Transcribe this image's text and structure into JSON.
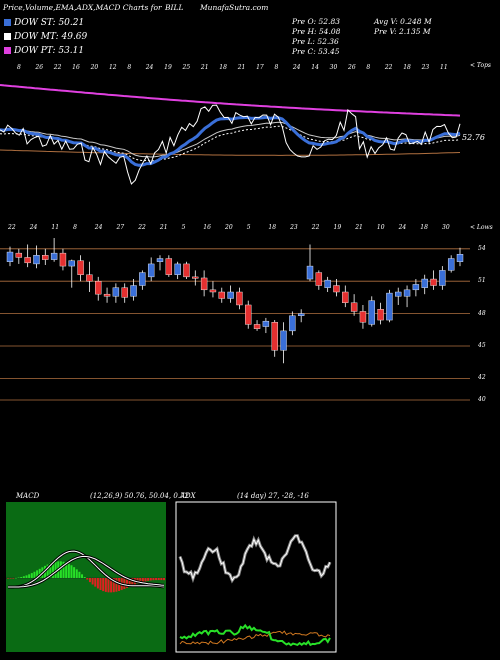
{
  "header": {
    "title": "Price,Volume,EMA,ADX,MACD Charts for",
    "symbol": "BILL",
    "site": "MunafaSutra.com"
  },
  "legend": [
    {
      "label": "DOW ST: 50.21",
      "color": "#3a6fd8"
    },
    {
      "label": "DOW MT: 49.69",
      "color": "#ffffff"
    },
    {
      "label": "DOW PT: 53.11",
      "color": "#e040e0"
    }
  ],
  "stats": {
    "prev_open": "Pre  O: 52.83",
    "prev_high": "Pre  H: 54.08",
    "prev_low": "Pre  L: 52.36",
    "prev_close": "Pre  C: 53.45",
    "avg_vol": "Avg V: 0.248  M",
    "prev_vol": "Pre  V: 2.135 M"
  },
  "ema_panel": {
    "top_label": "< Tops",
    "price_label": "52.76",
    "dates": [
      "8",
      "26",
      "22",
      "16",
      "20",
      "12",
      "8",
      "24",
      "19",
      "25",
      "21",
      "18",
      "21",
      "17",
      "8",
      "24",
      "14",
      "30",
      "26",
      "8",
      "22",
      "18",
      "23",
      "11"
    ],
    "colors": {
      "price": "#ffffff",
      "st": "#3a6fd8",
      "mt": "#ffffff",
      "pt": "#e040e0",
      "long": "#b07040"
    }
  },
  "candle_panel": {
    "bottom_label": "< Lows",
    "dates": [
      "22",
      "24",
      "11",
      "8",
      "24",
      "27",
      "22",
      "21",
      "5",
      "16",
      "20",
      "5",
      "18",
      "23",
      "22",
      "19",
      "21",
      "10",
      "24",
      "18",
      "30"
    ],
    "yticks": [
      "54",
      "51",
      "48",
      "45",
      "42",
      "40"
    ],
    "colors": {
      "up": "#3a6fd8",
      "down": "#e53030",
      "gridline": "#b07040"
    }
  },
  "macd": {
    "label": "MACD",
    "params": "(12,26,9) 50.76, 50.04, 0.72",
    "colors": {
      "bg": "#0a6b14",
      "line": "#ffffff",
      "hist_pos": "#28e028",
      "hist_neg": "#e02020"
    }
  },
  "adx": {
    "label": "ADX",
    "params": "(14 day) 27, -28, -16",
    "colors": {
      "bg": "#000000",
      "adx": "#ffffff",
      "plus": "#28e028",
      "minus": "#d07820"
    }
  },
  "chart_data": [
    {
      "type": "line",
      "title": "Price,Volume,EMA,ADX,MACD Charts for BILL",
      "series": [
        {
          "name": "DOW ST",
          "values": [
            50.21
          ]
        },
        {
          "name": "DOW MT",
          "values": [
            49.69
          ]
        },
        {
          "name": "DOW PT",
          "values": [
            53.11
          ]
        }
      ],
      "last_price": 52.76
    },
    {
      "type": "bar",
      "title": "",
      "ylim": [
        40,
        55
      ],
      "yticks": [
        54,
        51,
        48,
        45,
        42,
        40
      ],
      "candles": [
        {
          "o": 52.8,
          "h": 54.2,
          "l": 52.4,
          "c": 53.7
        },
        {
          "o": 53.6,
          "h": 54.0,
          "l": 52.6,
          "c": 53.2
        },
        {
          "o": 53.2,
          "h": 54.4,
          "l": 52.3,
          "c": 52.7
        },
        {
          "o": 52.6,
          "h": 54.3,
          "l": 52.2,
          "c": 53.4
        },
        {
          "o": 53.4,
          "h": 54.0,
          "l": 52.5,
          "c": 53.0
        },
        {
          "o": 53.0,
          "h": 55.0,
          "l": 52.8,
          "c": 53.6
        },
        {
          "o": 53.6,
          "h": 54.0,
          "l": 52.0,
          "c": 52.4
        },
        {
          "o": 52.4,
          "h": 53.0,
          "l": 50.4,
          "c": 52.9
        },
        {
          "o": 52.9,
          "h": 53.4,
          "l": 51.0,
          "c": 51.6
        },
        {
          "o": 51.6,
          "h": 52.8,
          "l": 50.0,
          "c": 51.0
        },
        {
          "o": 51.0,
          "h": 51.4,
          "l": 49.2,
          "c": 49.8
        },
        {
          "o": 49.8,
          "h": 50.4,
          "l": 49.0,
          "c": 49.6
        },
        {
          "o": 49.6,
          "h": 50.8,
          "l": 49.0,
          "c": 50.4
        },
        {
          "o": 50.4,
          "h": 50.8,
          "l": 49.0,
          "c": 49.5
        },
        {
          "o": 49.6,
          "h": 51.2,
          "l": 49.2,
          "c": 50.6
        },
        {
          "o": 50.6,
          "h": 52.0,
          "l": 50.2,
          "c": 51.8
        },
        {
          "o": 51.4,
          "h": 53.2,
          "l": 51.0,
          "c": 52.6
        },
        {
          "o": 52.8,
          "h": 53.4,
          "l": 52.0,
          "c": 53.1
        },
        {
          "o": 53.1,
          "h": 53.4,
          "l": 51.4,
          "c": 51.6
        },
        {
          "o": 51.6,
          "h": 52.8,
          "l": 51.2,
          "c": 52.6
        },
        {
          "o": 52.6,
          "h": 52.8,
          "l": 51.2,
          "c": 51.4
        },
        {
          "o": 51.4,
          "h": 52.0,
          "l": 50.6,
          "c": 51.3
        },
        {
          "o": 51.3,
          "h": 52.0,
          "l": 49.6,
          "c": 50.2
        },
        {
          "o": 50.2,
          "h": 51.0,
          "l": 49.5,
          "c": 50.0
        },
        {
          "o": 50.0,
          "h": 50.4,
          "l": 49.0,
          "c": 49.4
        },
        {
          "o": 49.4,
          "h": 50.6,
          "l": 49.0,
          "c": 50.0
        },
        {
          "o": 50.0,
          "h": 50.4,
          "l": 48.4,
          "c": 48.8
        },
        {
          "o": 48.8,
          "h": 49.2,
          "l": 46.6,
          "c": 47.0
        },
        {
          "o": 47.0,
          "h": 47.4,
          "l": 46.4,
          "c": 46.6
        },
        {
          "o": 46.8,
          "h": 47.6,
          "l": 46.2,
          "c": 47.3
        },
        {
          "o": 47.2,
          "h": 47.4,
          "l": 44.0,
          "c": 44.6
        },
        {
          "o": 44.6,
          "h": 47.2,
          "l": 43.4,
          "c": 46.4
        },
        {
          "o": 46.4,
          "h": 48.2,
          "l": 46.0,
          "c": 47.8
        },
        {
          "o": 47.8,
          "h": 48.4,
          "l": 47.2,
          "c": 48.0
        },
        {
          "o": 51.2,
          "h": 54.4,
          "l": 51.0,
          "c": 52.4
        },
        {
          "o": 51.8,
          "h": 52.0,
          "l": 50.2,
          "c": 50.6
        },
        {
          "o": 50.4,
          "h": 51.4,
          "l": 50.0,
          "c": 51.1
        },
        {
          "o": 50.6,
          "h": 51.2,
          "l": 49.6,
          "c": 50.0
        },
        {
          "o": 50.0,
          "h": 50.6,
          "l": 48.6,
          "c": 49.0
        },
        {
          "o": 49.0,
          "h": 49.8,
          "l": 47.8,
          "c": 48.2
        },
        {
          "o": 48.2,
          "h": 48.8,
          "l": 46.6,
          "c": 47.2
        },
        {
          "o": 47.0,
          "h": 49.6,
          "l": 46.8,
          "c": 49.2
        },
        {
          "o": 48.4,
          "h": 49.0,
          "l": 47.0,
          "c": 47.4
        },
        {
          "o": 47.4,
          "h": 50.2,
          "l": 47.2,
          "c": 49.9
        },
        {
          "o": 49.6,
          "h": 50.4,
          "l": 48.8,
          "c": 50.0
        },
        {
          "o": 49.6,
          "h": 50.6,
          "l": 48.6,
          "c": 50.2
        },
        {
          "o": 50.2,
          "h": 51.2,
          "l": 49.6,
          "c": 50.7
        },
        {
          "o": 50.4,
          "h": 51.6,
          "l": 49.8,
          "c": 51.2
        },
        {
          "o": 51.2,
          "h": 52.0,
          "l": 50.2,
          "c": 50.6
        },
        {
          "o": 50.6,
          "h": 52.4,
          "l": 50.2,
          "c": 52.0
        },
        {
          "o": 52.0,
          "h": 53.4,
          "l": 51.8,
          "c": 53.1
        },
        {
          "o": 52.8,
          "h": 54.1,
          "l": 52.4,
          "c": 53.5
        }
      ]
    }
  ]
}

--

Identify the lines above with the word "Volume". Copy them.

EXERCISE RESULT
    "title": "Price,Volume,EMA,ADX,MACD Charts for",
      "title": "Price,Volume,EMA,ADX,MACD Charts for BILL",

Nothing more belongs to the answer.